-- Start PROVIDED DATA --

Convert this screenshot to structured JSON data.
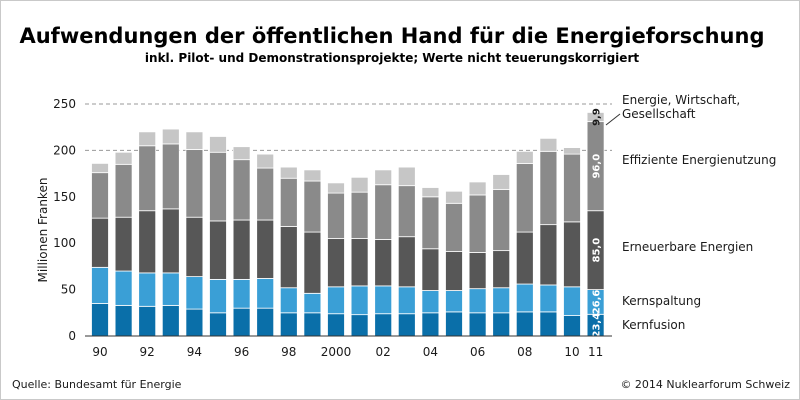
{
  "chart_data": {
    "type": "bar",
    "stacked": true,
    "title": "Aufwendungen der öffentlichen Hand für die Energieforschung",
    "subtitle": "inkl. Pilot- und Demonstrationsprojekte; Werte nicht teuerungskorrigiert",
    "ylabel": "Millionen Franken",
    "ylim": [
      0,
      250
    ],
    "yticks": [
      0,
      50,
      100,
      150,
      200,
      250
    ],
    "categories": [
      "1990",
      "1991",
      "1992",
      "1993",
      "1994",
      "1995",
      "1996",
      "1997",
      "1998",
      "1999",
      "2000",
      "2001",
      "2002",
      "2003",
      "2004",
      "2005",
      "2006",
      "2007",
      "2008",
      "2009",
      "2010",
      "2011"
    ],
    "xtick_labels": [
      "90",
      "",
      "92",
      "",
      "94",
      "",
      "96",
      "",
      "98",
      "",
      "2000",
      "",
      "02",
      "",
      "04",
      "",
      "06",
      "",
      "08",
      "",
      "10",
      "11"
    ],
    "series": [
      {
        "name": "Kernfusion",
        "color": "#0a6fa9",
        "values": [
          35,
          33,
          32,
          33,
          29,
          25,
          30,
          30,
          25,
          25,
          24,
          23,
          24,
          24,
          25,
          26,
          25,
          25,
          26,
          26,
          22,
          23.4
        ]
      },
      {
        "name": "Kernspaltung",
        "color": "#3a9fd6",
        "values": [
          39,
          37,
          36,
          35,
          35,
          36,
          31,
          32,
          27,
          21,
          29,
          31,
          30,
          29,
          24,
          23,
          26,
          27,
          30,
          29,
          31,
          26.6
        ]
      },
      {
        "name": "Erneuerbare Energien",
        "color": "#575757",
        "values": [
          53,
          58,
          67,
          69,
          64,
          63,
          64,
          63,
          66,
          66,
          52,
          51,
          50,
          54,
          45,
          42,
          39,
          40,
          56,
          65,
          70,
          85.0
        ]
      },
      {
        "name": "Effiziente Energienutzung",
        "color": "#8a8a8a",
        "values": [
          49,
          57,
          70,
          70,
          73,
          74,
          65,
          56,
          52,
          55,
          49,
          50,
          59,
          55,
          56,
          52,
          62,
          66,
          74,
          79,
          73,
          96.0
        ]
      },
      {
        "name": "Energie, Wirtschaft, Gesellschaft",
        "color": "#c6c6c6",
        "values": [
          10,
          13,
          15,
          16,
          19,
          17,
          14,
          15,
          12,
          12,
          11,
          16,
          16,
          20,
          10,
          13,
          14,
          16,
          13,
          14,
          7,
          9.9
        ]
      }
    ],
    "value_labels_last": [
      "23,4",
      "26,6",
      "85,0",
      "96,0",
      "9,9"
    ],
    "grid": "dashed horizontal lines at 200 and 250",
    "legend": "right, aligned with last bar segments"
  },
  "legend_labels": {
    "l1": "Energie, Wirtschaft,",
    "l2": "Gesellschaft",
    "l3": "Effiziente Energienutzung",
    "l4": "Erneuerbare Energien",
    "l5": "Kernspaltung",
    "l6": "Kernfusion"
  },
  "footer": {
    "source": "Quelle: Bundesamt für Energie",
    "copyright": "© 2014 Nuklearforum Schweiz"
  }
}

-- End PROVIDED DATA --

#### YOUR GOAL
Extract every line above that contains the word "Kernspaltung".

#### REPLY TO THE TASK
        "name": "Kernspaltung",
    "l5": "Kernspaltung",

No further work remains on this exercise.